* Do this: Scan the data below. Pull out each line where "right" occurs.

* The input:
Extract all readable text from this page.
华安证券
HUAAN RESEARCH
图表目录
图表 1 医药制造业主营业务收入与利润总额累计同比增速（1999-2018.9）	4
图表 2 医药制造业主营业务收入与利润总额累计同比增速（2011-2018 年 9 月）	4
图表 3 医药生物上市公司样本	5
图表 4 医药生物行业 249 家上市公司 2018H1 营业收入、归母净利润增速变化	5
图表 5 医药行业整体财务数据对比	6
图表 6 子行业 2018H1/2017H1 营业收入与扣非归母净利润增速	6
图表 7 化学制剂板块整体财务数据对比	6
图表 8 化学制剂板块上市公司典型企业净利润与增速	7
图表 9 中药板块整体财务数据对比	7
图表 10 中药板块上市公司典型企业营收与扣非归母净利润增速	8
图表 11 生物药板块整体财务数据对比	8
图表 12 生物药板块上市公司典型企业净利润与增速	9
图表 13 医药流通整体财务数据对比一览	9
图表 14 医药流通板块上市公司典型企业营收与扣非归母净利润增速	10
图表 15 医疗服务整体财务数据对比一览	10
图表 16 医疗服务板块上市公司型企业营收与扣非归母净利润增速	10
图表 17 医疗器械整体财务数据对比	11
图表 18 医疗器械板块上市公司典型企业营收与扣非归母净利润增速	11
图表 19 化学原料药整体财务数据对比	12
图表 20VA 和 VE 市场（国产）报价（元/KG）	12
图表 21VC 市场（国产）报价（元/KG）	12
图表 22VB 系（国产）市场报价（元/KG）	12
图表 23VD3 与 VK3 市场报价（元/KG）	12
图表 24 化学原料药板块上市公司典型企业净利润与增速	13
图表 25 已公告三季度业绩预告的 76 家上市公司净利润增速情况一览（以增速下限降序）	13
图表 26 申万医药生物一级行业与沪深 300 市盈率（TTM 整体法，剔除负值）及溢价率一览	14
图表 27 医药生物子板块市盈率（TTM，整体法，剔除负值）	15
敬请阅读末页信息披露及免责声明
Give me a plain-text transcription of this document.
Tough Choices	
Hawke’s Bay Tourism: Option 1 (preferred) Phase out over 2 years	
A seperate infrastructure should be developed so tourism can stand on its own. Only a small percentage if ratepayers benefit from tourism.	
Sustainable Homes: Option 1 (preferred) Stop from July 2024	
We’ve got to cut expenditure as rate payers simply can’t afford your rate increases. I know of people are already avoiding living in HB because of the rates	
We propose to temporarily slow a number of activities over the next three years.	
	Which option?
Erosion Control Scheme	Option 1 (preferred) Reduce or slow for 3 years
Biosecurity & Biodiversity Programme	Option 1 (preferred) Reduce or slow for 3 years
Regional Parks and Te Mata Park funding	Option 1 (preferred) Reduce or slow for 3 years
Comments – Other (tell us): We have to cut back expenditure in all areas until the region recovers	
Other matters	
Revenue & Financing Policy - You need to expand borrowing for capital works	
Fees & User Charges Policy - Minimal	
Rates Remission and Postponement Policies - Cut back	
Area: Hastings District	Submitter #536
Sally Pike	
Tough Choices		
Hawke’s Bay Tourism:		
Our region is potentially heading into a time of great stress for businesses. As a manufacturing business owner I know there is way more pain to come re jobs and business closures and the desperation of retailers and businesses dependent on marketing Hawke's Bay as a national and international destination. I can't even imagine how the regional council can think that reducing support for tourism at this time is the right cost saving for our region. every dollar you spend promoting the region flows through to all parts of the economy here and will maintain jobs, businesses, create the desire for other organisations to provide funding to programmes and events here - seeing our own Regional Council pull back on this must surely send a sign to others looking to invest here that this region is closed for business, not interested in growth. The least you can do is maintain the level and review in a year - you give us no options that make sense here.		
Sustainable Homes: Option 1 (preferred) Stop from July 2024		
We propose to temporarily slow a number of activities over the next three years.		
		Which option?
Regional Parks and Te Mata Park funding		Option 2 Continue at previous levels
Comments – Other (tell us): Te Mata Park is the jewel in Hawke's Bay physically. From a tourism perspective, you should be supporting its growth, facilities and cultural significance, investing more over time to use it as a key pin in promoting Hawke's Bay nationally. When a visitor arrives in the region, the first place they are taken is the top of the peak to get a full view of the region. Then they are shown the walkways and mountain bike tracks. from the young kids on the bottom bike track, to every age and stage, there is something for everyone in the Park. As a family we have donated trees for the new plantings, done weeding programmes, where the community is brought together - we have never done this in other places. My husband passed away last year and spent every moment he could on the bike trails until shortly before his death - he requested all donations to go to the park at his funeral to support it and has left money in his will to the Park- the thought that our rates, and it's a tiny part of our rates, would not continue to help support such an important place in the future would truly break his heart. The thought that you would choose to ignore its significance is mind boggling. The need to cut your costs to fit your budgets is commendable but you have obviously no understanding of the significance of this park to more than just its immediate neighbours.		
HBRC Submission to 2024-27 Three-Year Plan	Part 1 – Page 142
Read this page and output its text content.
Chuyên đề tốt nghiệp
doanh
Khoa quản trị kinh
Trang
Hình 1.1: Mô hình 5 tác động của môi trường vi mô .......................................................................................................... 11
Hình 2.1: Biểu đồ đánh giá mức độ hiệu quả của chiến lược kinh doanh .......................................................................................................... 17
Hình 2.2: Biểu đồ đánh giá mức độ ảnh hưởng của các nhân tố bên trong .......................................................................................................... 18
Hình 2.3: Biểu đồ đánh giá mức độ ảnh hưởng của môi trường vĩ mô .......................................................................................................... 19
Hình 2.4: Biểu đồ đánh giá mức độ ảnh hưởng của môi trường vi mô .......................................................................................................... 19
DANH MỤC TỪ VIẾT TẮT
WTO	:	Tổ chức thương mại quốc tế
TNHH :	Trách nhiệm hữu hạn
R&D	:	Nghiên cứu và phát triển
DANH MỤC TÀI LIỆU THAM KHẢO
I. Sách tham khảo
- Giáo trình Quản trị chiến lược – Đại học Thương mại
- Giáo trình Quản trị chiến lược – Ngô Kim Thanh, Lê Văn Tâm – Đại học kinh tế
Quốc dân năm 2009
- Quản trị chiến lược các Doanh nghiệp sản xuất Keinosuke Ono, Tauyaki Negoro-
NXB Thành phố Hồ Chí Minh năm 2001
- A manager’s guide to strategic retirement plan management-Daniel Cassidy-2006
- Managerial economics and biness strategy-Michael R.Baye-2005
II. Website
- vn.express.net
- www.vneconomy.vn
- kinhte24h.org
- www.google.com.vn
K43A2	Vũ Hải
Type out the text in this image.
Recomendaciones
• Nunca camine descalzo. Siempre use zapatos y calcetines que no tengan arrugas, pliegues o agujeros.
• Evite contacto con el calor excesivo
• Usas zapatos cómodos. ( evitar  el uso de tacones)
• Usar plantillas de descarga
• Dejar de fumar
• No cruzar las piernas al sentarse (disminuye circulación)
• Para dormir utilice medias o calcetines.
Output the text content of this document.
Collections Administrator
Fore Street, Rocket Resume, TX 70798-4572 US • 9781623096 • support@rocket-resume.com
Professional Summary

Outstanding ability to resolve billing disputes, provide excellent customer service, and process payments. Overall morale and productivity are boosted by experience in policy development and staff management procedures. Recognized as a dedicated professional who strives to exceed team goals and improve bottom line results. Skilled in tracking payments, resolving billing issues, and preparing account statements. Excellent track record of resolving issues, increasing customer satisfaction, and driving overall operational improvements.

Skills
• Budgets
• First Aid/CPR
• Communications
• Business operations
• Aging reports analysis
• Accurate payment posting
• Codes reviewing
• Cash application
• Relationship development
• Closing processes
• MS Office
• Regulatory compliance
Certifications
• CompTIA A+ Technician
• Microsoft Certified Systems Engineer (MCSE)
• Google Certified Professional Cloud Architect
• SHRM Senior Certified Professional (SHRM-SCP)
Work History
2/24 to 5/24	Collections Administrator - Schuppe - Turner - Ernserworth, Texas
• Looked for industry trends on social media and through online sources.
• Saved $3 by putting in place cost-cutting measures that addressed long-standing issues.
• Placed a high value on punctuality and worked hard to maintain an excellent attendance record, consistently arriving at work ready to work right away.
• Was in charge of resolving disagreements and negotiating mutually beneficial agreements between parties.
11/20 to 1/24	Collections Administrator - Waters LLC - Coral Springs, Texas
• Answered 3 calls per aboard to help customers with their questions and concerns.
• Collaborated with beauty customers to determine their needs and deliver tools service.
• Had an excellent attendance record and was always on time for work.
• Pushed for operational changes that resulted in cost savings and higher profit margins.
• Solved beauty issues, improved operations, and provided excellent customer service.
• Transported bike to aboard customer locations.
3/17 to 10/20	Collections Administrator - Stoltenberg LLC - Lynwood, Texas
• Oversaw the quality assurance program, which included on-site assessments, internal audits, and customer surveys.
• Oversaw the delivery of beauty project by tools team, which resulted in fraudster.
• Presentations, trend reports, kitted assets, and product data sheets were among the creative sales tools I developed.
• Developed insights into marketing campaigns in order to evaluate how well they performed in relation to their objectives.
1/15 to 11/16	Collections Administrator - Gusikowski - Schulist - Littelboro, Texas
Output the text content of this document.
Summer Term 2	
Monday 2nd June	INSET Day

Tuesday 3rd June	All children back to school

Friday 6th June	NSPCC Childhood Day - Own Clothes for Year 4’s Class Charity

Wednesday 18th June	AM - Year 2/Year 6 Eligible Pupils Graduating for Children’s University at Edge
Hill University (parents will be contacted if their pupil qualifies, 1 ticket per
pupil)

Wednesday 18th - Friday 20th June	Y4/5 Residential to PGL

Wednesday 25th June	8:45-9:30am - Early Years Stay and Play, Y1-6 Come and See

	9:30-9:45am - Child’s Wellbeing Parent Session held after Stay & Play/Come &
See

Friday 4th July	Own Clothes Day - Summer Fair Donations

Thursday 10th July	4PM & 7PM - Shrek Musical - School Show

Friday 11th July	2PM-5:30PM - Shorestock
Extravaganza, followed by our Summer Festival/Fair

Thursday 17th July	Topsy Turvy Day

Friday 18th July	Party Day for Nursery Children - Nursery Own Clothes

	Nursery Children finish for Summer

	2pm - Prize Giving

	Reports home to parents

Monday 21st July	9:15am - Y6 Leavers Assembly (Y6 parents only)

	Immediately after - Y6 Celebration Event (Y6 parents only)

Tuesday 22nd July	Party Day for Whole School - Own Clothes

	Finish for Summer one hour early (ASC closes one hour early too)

* Result:
Our region is potentially heading into a time of great stress for businesses. As a manufacturing business owner I know there is way more pain to come re jobs and business closures and the desperation of retailers and businesses dependent on marketing Hawke's Bay as a national and international destination. I can't even imagine how the regional council can think that reducing support for tourism at this time is the right cost saving for our region. every dollar you spend promoting the region flows through to all parts of the economy here and will maintain jobs, businesses, create the desire for other organisations to provide funding to programmes and events here - seeing our own Regional Council pull back on this must surely send a sign to others looking to invest here that this region is closed for business, not interested in growth. The least you can do is maintain the level and review in a year - you give us no options that make sense here.		
• Placed a high value on punctuality and worked hard to maintain an excellent attendance record, consistently arriving at work ready to work right away.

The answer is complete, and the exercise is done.